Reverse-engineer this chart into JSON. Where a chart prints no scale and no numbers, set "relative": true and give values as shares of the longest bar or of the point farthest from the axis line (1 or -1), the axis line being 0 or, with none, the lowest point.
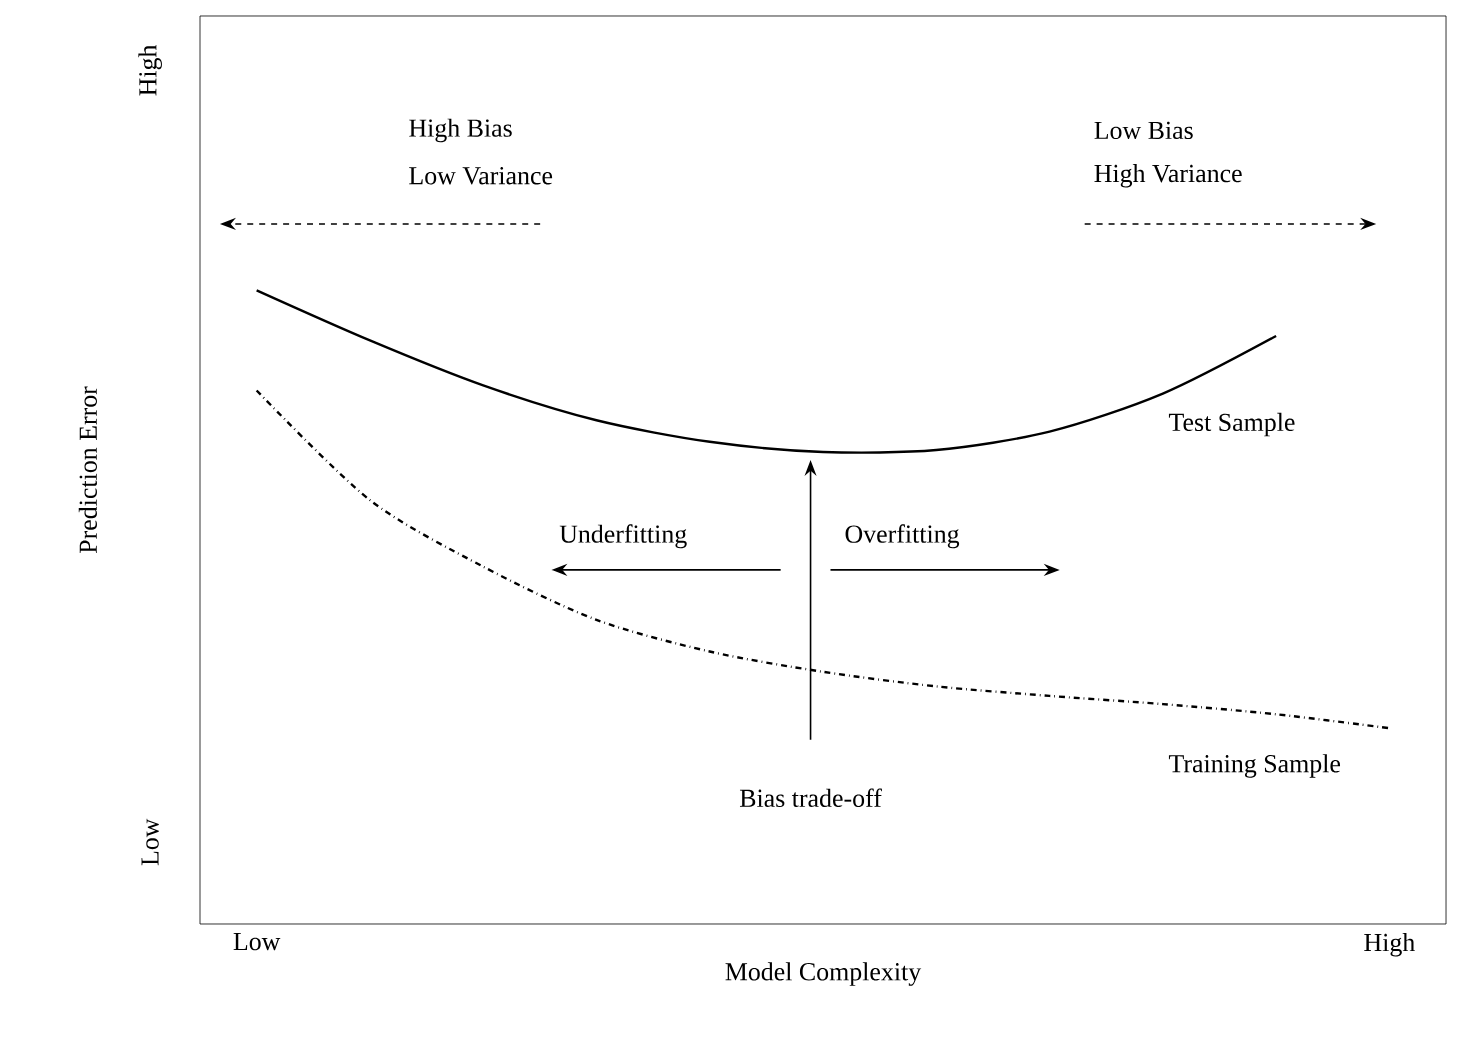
{
  "chart_data": {
    "type": "line",
    "xlabel": "Model Complexity",
    "ylabel": "Prediction Error",
    "relative": true,
    "categories": [
      "Low",
      null,
      null,
      null,
      null,
      null,
      null,
      null,
      null,
      null,
      "High"
    ],
    "grid": false,
    "legend": false,
    "series": [
      {
        "name": "Test Sample",
        "color": "#000000",
        "line_style": "solid",
        "values": [
          1,
          0.921,
          0.85,
          0.795,
          0.761,
          0.745,
          0.748,
          0.777,
          0.837,
          0.928,
          null
        ]
      },
      {
        "name": "Training Sample",
        "color": "#000000",
        "line_style": "dashdot",
        "values": [
          0.842,
          0.669,
          0.564,
          0.48,
          0.43,
          0.398,
          0.375,
          0.36,
          0.347,
          0.331,
          0.309
        ]
      }
    ],
    "annotations": [
      "High Bias",
      "Low Variance",
      "Low Bias",
      "High Variance",
      "Underfitting",
      "Overfitting",
      "Bias trade-off",
      "Low",
      "High"
    ]
  }
}
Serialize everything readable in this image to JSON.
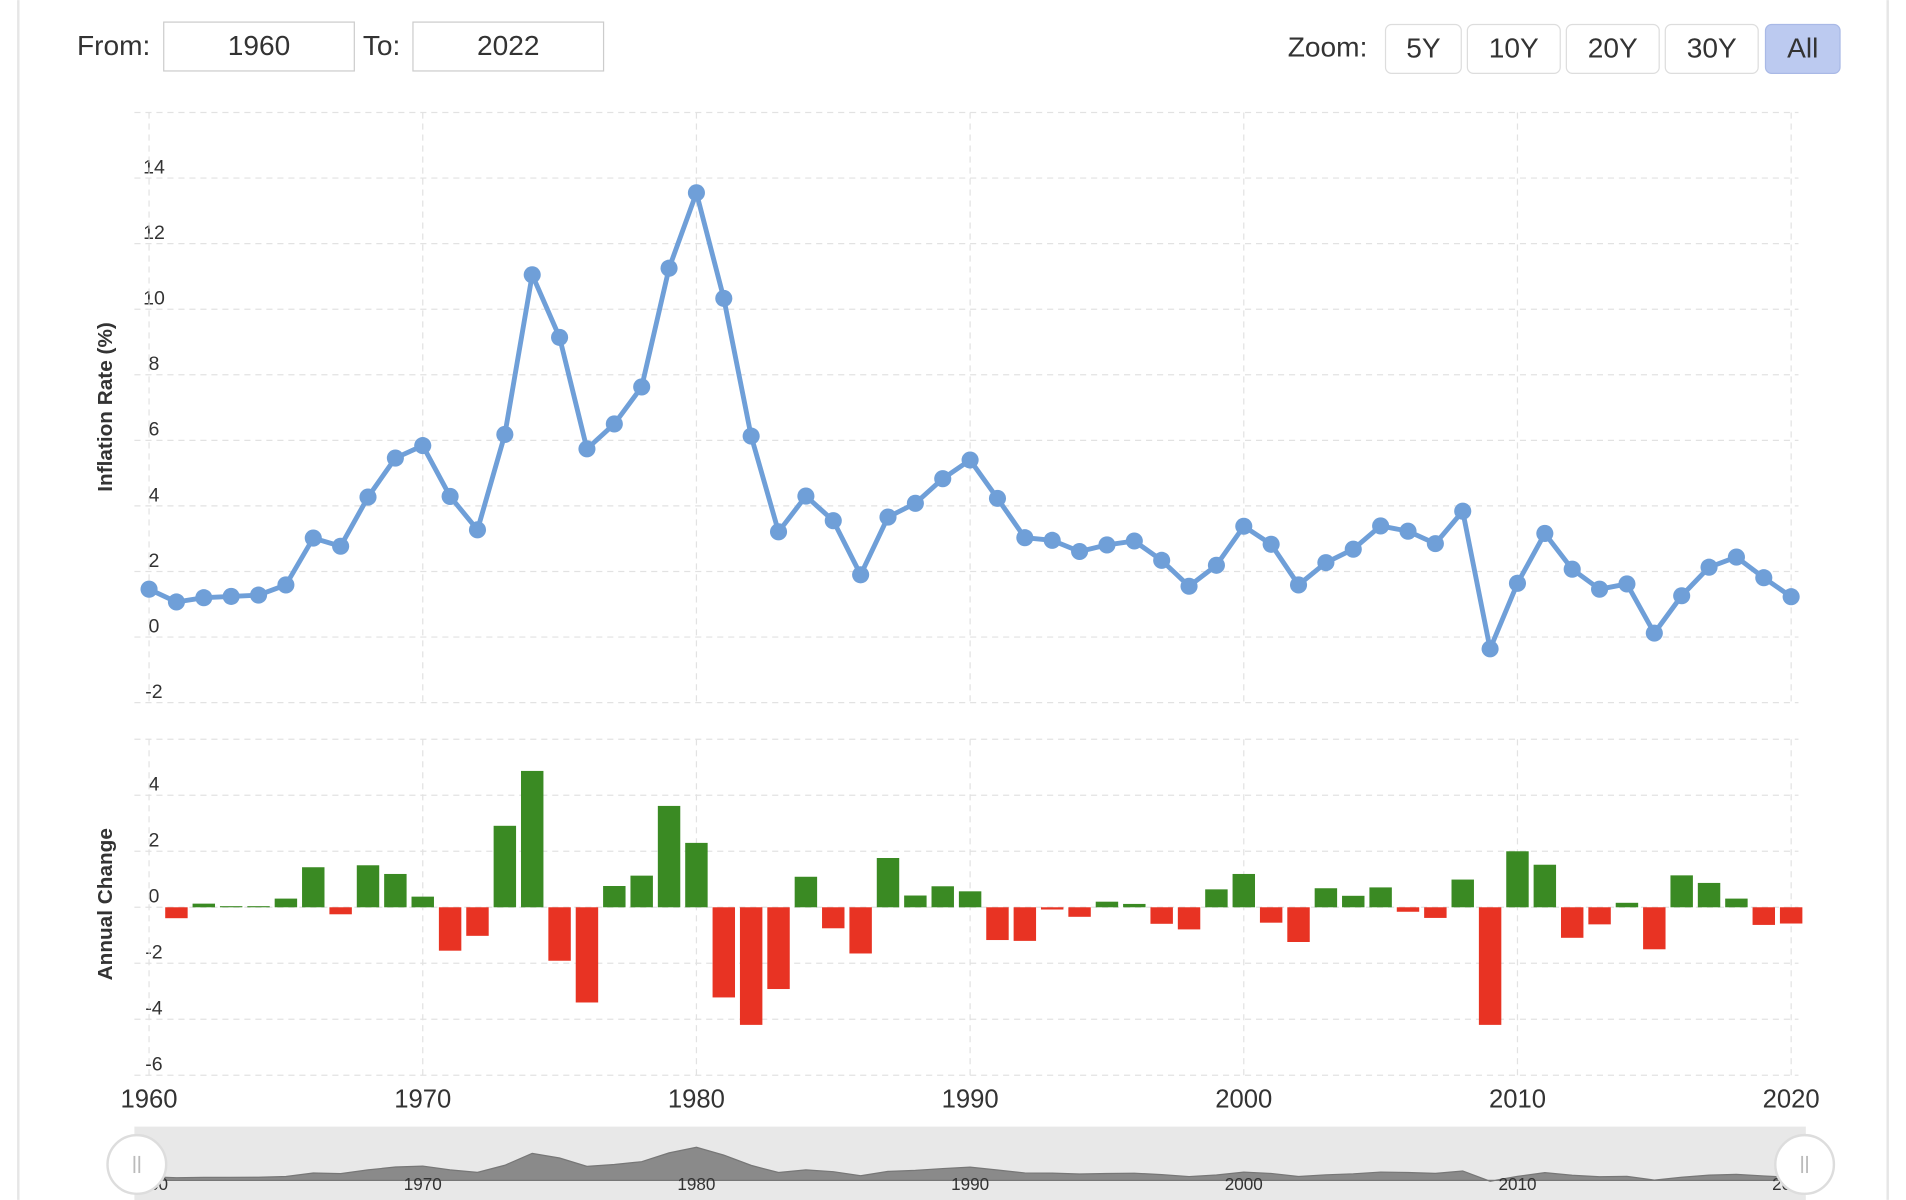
{
  "controls": {
    "from_label": "From:",
    "from_value": "1960",
    "to_label": "To:",
    "to_value": "2022",
    "zoom_label": "Zoom:",
    "zoom_buttons": [
      "5Y",
      "10Y",
      "20Y",
      "30Y",
      "All"
    ],
    "active_zoom": 4
  },
  "chart_data": [
    {
      "type": "line",
      "y_label": "Inflation Rate (%)",
      "color": "#6f9fd8",
      "x": [
        1960,
        1961,
        1962,
        1963,
        1964,
        1965,
        1966,
        1967,
        1968,
        1969,
        1970,
        1971,
        1972,
        1973,
        1974,
        1975,
        1976,
        1977,
        1978,
        1979,
        1980,
        1981,
        1982,
        1983,
        1984,
        1985,
        1986,
        1987,
        1988,
        1989,
        1990,
        1991,
        1992,
        1993,
        1994,
        1995,
        1996,
        1997,
        1998,
        1999,
        2000,
        2001,
        2002,
        2003,
        2004,
        2005,
        2006,
        2007,
        2008,
        2009,
        2010,
        2011,
        2012,
        2013,
        2014,
        2015,
        2016,
        2017,
        2018,
        2019,
        2020
      ],
      "values": [
        1.46,
        1.07,
        1.2,
        1.24,
        1.28,
        1.59,
        3.02,
        2.77,
        4.27,
        5.46,
        5.84,
        4.29,
        3.27,
        6.18,
        11.05,
        9.14,
        5.74,
        6.5,
        7.63,
        11.25,
        13.55,
        10.33,
        6.13,
        3.21,
        4.3,
        3.55,
        1.9,
        3.66,
        4.08,
        4.83,
        5.4,
        4.23,
        3.03,
        2.95,
        2.61,
        2.81,
        2.93,
        2.34,
        1.55,
        2.19,
        3.38,
        2.83,
        1.59,
        2.27,
        2.68,
        3.39,
        3.23,
        2.85,
        3.84,
        -0.36,
        1.64,
        3.16,
        2.07,
        1.46,
        1.62,
        0.12,
        1.26,
        2.13,
        2.44,
        1.81,
        1.23
      ],
      "xlim": [
        1960,
        2020
      ],
      "xticks": [
        1960,
        1970,
        1980,
        1990,
        2000,
        2010,
        2020
      ],
      "ylim": [
        -2,
        16
      ],
      "yticks": [
        -2,
        0,
        2,
        4,
        6,
        8,
        10,
        12,
        14
      ],
      "grid": true
    },
    {
      "type": "bar",
      "y_label": "Annual Change",
      "positive_color": "#3a8a23",
      "negative_color": "#e83323",
      "x": [
        1960,
        1961,
        1962,
        1963,
        1964,
        1965,
        1966,
        1967,
        1968,
        1969,
        1970,
        1971,
        1972,
        1973,
        1974,
        1975,
        1976,
        1977,
        1978,
        1979,
        1980,
        1981,
        1982,
        1983,
        1984,
        1985,
        1986,
        1987,
        1988,
        1989,
        1990,
        1991,
        1992,
        1993,
        1994,
        1995,
        1996,
        1997,
        1998,
        1999,
        2000,
        2001,
        2002,
        2003,
        2004,
        2005,
        2006,
        2007,
        2008,
        2009,
        2010,
        2011,
        2012,
        2013,
        2014,
        2015,
        2016,
        2017,
        2018,
        2019,
        2020
      ],
      "values": [
        null,
        -0.39,
        0.13,
        0.04,
        0.04,
        0.31,
        1.43,
        -0.25,
        1.5,
        1.19,
        0.38,
        -1.55,
        -1.02,
        2.91,
        4.87,
        -1.91,
        -3.4,
        0.76,
        1.13,
        3.62,
        2.3,
        -3.22,
        -4.2,
        -2.92,
        1.09,
        -0.75,
        -1.65,
        1.76,
        0.42,
        0.75,
        0.57,
        -1.17,
        -1.2,
        -0.08,
        -0.34,
        0.2,
        0.12,
        -0.59,
        -0.79,
        0.64,
        1.19,
        -0.55,
        -1.24,
        0.68,
        0.41,
        0.71,
        -0.16,
        -0.38,
        0.99,
        -4.2,
        2.0,
        1.52,
        -1.09,
        -0.61,
        0.16,
        -1.5,
        1.14,
        0.87,
        0.31,
        -0.63,
        -0.58
      ],
      "xlim": [
        1960,
        2020
      ],
      "xticks": [
        1960,
        1970,
        1980,
        1990,
        2000,
        2010,
        2020
      ],
      "ylim": [
        -6,
        6
      ],
      "yticks": [
        -6,
        -4,
        -2,
        0,
        2,
        4
      ],
      "grid": true
    }
  ]
}
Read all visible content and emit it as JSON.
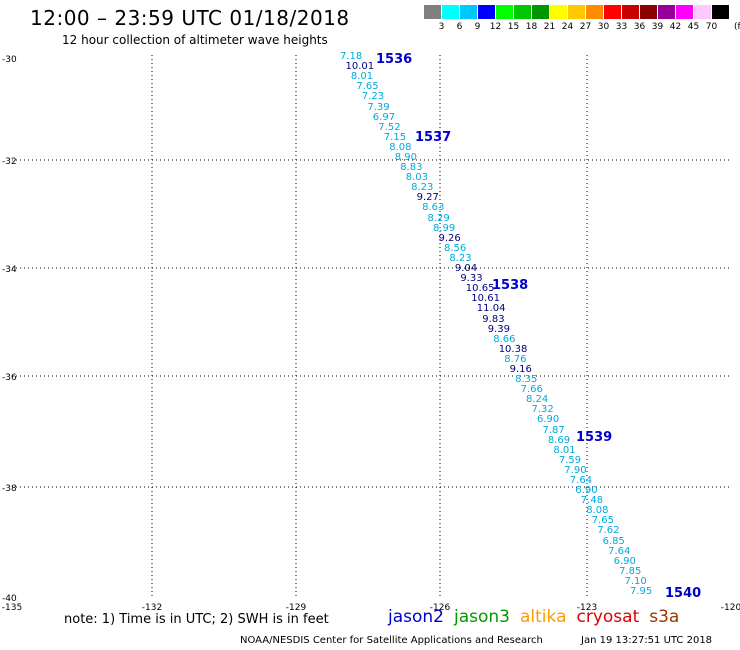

=======

Each line holding "true" must be found and copied.

• _SOLUTION_
Reverse-engineer this chart into JSON. Where a chart prints no scale and no numbers, set "relative": true and give values as shares of the longest bar or of the point farthest from the axis line (1 or -1), the axis line being 0 or, with none, the lowest point.
    "relative": true,
      "grid": true
      "grid": true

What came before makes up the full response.